▸ Directions:
Check each line of the material below for "cuota", then copy the ones that contain it.
#### Given records ####
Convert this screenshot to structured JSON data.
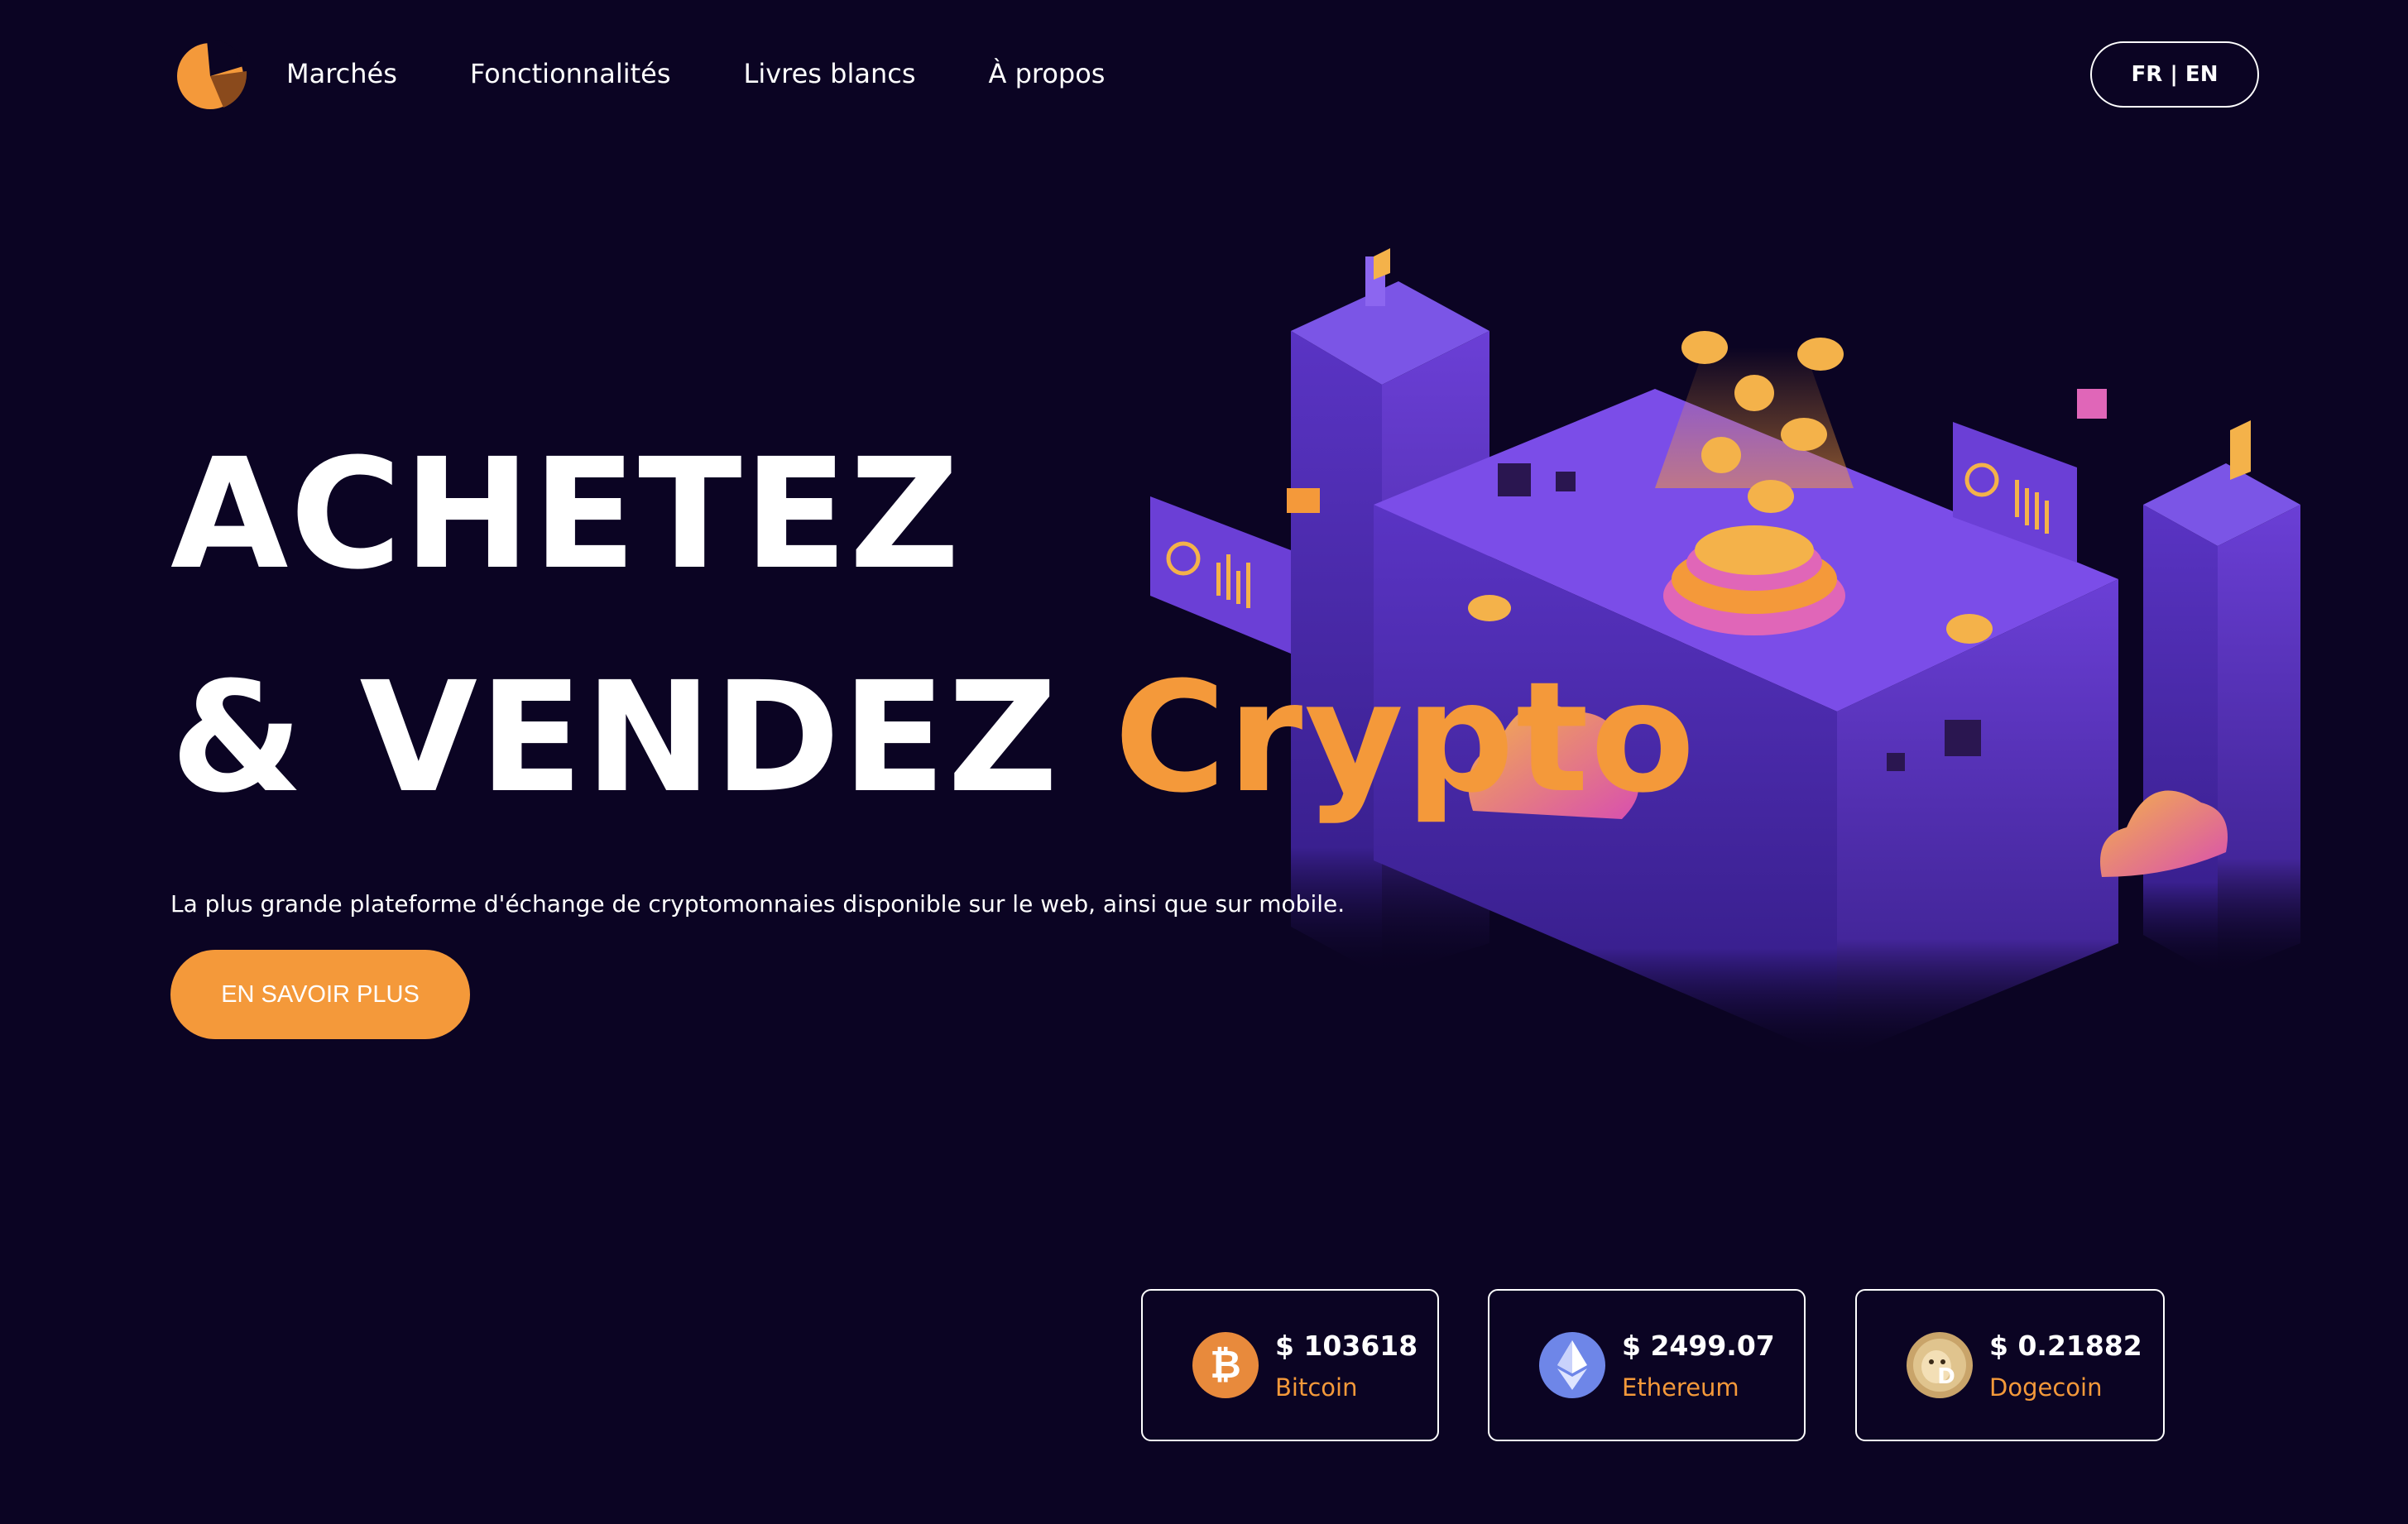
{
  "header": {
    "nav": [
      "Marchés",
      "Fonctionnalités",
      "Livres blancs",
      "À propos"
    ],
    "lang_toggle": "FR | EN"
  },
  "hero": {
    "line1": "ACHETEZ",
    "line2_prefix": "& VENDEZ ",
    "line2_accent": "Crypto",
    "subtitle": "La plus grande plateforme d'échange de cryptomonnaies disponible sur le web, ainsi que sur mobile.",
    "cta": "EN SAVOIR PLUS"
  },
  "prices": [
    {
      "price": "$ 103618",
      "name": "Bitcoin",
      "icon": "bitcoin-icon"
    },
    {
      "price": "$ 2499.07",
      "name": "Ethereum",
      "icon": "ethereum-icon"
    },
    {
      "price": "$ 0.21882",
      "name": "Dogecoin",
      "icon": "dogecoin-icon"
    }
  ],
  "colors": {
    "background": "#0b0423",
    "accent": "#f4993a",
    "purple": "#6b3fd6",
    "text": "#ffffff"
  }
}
####
#### Given records ####
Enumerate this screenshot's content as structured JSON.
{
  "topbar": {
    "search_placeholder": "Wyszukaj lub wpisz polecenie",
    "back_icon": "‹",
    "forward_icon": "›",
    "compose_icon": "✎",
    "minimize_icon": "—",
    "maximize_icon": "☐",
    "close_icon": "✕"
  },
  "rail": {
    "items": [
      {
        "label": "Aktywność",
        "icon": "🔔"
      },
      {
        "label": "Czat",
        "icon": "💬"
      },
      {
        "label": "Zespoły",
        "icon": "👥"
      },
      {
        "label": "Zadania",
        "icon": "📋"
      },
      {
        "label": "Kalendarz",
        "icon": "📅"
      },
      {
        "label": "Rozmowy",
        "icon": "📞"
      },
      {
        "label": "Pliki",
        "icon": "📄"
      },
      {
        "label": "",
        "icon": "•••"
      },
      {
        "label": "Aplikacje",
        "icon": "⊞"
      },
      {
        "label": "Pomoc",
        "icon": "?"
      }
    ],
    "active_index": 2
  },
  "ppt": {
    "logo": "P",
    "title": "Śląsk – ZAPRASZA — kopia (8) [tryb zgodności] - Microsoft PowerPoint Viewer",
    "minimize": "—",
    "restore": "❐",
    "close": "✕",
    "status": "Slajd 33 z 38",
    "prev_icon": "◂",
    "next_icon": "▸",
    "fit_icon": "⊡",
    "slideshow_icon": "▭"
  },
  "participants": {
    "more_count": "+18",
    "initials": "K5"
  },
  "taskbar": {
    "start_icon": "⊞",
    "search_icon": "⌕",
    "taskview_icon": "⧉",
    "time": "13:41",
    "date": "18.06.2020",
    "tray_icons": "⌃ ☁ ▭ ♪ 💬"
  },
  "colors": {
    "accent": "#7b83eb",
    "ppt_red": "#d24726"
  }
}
####
#### Given records ####
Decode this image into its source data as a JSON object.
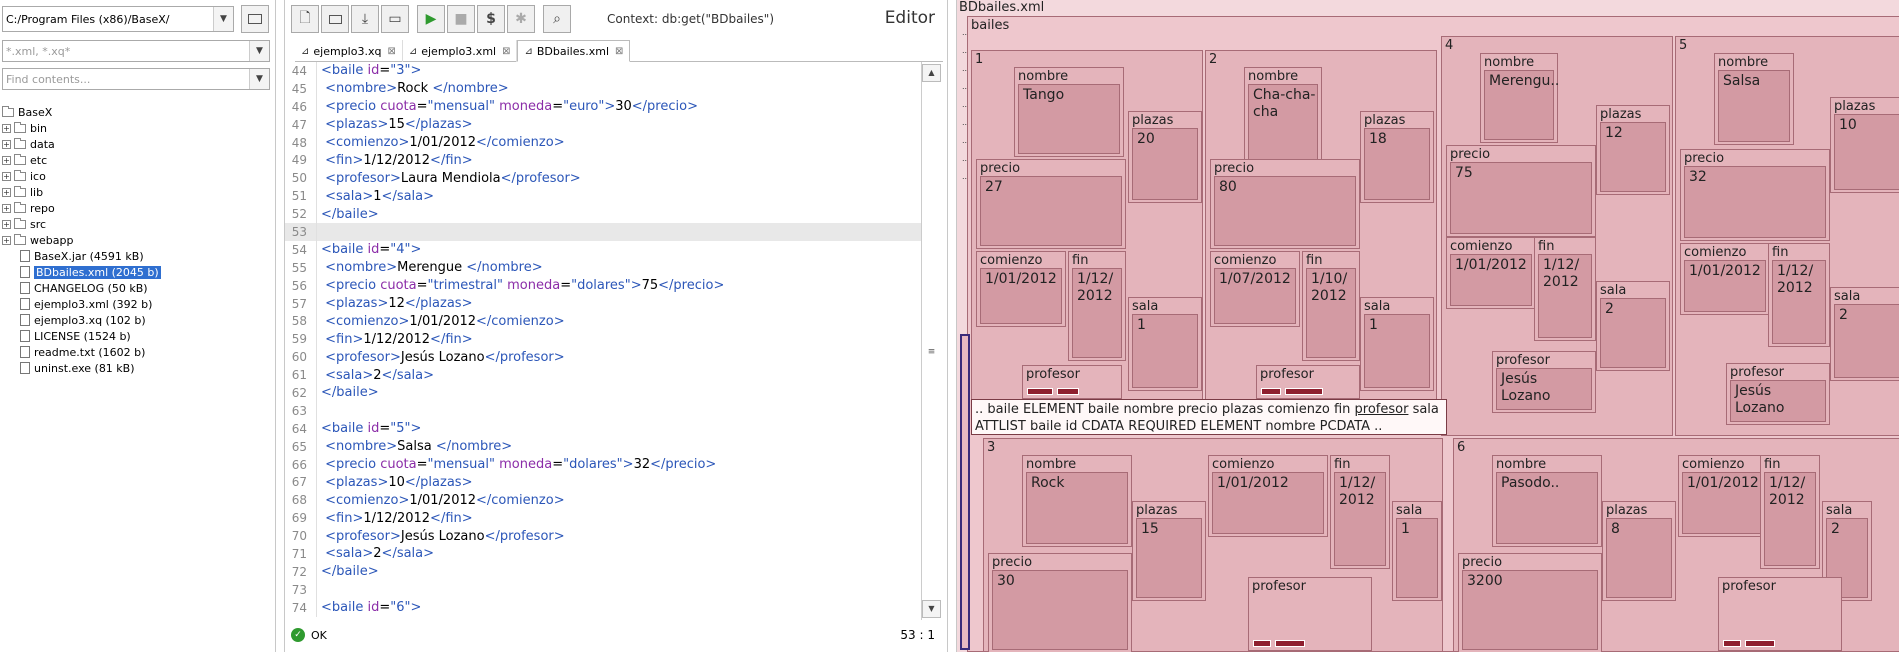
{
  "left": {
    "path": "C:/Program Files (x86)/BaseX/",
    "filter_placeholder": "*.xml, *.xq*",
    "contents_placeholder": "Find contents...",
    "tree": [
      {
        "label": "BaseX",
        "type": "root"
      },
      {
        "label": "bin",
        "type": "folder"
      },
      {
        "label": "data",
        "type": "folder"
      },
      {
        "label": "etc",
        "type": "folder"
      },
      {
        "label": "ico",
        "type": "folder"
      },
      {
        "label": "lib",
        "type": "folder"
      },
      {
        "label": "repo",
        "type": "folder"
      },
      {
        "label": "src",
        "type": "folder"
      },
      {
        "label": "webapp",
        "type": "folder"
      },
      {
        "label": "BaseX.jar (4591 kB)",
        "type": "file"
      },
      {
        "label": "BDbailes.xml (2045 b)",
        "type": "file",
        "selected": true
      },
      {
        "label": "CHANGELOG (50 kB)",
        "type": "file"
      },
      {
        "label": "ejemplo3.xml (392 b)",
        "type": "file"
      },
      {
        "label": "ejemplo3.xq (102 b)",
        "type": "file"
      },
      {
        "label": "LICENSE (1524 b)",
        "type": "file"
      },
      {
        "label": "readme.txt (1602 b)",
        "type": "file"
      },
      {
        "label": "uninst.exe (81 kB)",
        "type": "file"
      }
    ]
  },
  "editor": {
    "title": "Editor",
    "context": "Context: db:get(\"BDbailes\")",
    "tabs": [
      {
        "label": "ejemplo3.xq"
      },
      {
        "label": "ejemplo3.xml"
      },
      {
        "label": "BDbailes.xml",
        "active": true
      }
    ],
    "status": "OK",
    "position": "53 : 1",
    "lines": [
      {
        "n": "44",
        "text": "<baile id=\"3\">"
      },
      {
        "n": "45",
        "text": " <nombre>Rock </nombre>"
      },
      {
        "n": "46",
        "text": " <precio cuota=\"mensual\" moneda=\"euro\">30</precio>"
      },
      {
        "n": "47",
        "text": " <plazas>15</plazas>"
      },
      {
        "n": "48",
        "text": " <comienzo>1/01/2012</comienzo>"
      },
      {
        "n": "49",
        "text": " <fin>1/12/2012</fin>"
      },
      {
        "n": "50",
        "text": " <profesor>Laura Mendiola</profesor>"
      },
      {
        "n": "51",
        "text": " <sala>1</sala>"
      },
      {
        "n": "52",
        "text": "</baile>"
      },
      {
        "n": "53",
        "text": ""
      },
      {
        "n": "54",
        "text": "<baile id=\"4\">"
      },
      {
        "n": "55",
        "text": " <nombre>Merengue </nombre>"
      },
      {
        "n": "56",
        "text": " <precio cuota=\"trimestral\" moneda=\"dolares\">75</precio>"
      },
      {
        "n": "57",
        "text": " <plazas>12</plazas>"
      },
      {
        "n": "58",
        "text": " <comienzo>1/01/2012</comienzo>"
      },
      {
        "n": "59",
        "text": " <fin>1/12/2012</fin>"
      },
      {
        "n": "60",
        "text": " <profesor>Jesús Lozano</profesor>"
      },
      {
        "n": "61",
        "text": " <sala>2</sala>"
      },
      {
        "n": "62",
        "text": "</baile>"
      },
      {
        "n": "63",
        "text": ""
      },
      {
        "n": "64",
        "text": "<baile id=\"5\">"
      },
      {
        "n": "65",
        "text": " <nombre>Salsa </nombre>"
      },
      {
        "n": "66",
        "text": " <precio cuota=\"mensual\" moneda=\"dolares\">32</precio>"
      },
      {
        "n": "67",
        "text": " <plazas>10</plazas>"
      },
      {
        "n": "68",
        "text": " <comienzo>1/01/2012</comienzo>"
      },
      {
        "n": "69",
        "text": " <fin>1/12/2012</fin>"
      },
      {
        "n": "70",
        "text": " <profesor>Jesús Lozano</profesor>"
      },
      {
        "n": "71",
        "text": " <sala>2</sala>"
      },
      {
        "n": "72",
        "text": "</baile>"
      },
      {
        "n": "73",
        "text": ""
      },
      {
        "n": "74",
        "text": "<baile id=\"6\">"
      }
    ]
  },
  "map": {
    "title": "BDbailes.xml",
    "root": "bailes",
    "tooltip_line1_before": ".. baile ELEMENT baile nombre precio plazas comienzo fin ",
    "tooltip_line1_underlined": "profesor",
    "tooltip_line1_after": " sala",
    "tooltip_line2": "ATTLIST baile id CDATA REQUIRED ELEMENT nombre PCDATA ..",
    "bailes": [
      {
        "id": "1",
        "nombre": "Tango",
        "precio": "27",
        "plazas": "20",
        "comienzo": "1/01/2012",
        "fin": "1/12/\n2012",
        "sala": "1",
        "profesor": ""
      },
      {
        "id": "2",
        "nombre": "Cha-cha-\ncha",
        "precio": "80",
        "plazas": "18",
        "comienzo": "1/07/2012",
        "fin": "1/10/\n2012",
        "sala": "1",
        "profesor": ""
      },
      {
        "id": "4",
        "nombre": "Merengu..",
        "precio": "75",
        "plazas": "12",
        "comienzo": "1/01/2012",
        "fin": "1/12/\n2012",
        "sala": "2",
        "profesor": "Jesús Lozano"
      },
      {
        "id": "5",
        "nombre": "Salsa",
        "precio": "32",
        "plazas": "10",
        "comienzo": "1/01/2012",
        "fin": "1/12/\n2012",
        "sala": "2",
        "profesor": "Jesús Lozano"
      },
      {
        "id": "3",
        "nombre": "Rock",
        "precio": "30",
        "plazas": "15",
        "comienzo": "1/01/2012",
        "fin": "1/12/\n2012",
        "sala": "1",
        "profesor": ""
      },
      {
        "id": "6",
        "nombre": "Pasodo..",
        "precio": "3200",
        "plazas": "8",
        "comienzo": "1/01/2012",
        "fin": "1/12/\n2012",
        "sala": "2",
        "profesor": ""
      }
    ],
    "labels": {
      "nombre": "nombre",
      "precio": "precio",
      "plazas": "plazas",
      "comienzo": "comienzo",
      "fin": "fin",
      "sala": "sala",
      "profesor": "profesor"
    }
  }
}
####
▸ Full solution:
        "text": " <precio cuota=\"mensual\" moneda=\"euro\">30</precio>"
        "text": " <precio cuota=\"trimestral\" moneda=\"dolares\">75</precio>"
        "text": " <precio cuota=\"mensual\" moneda=\"dolares\">32</precio>"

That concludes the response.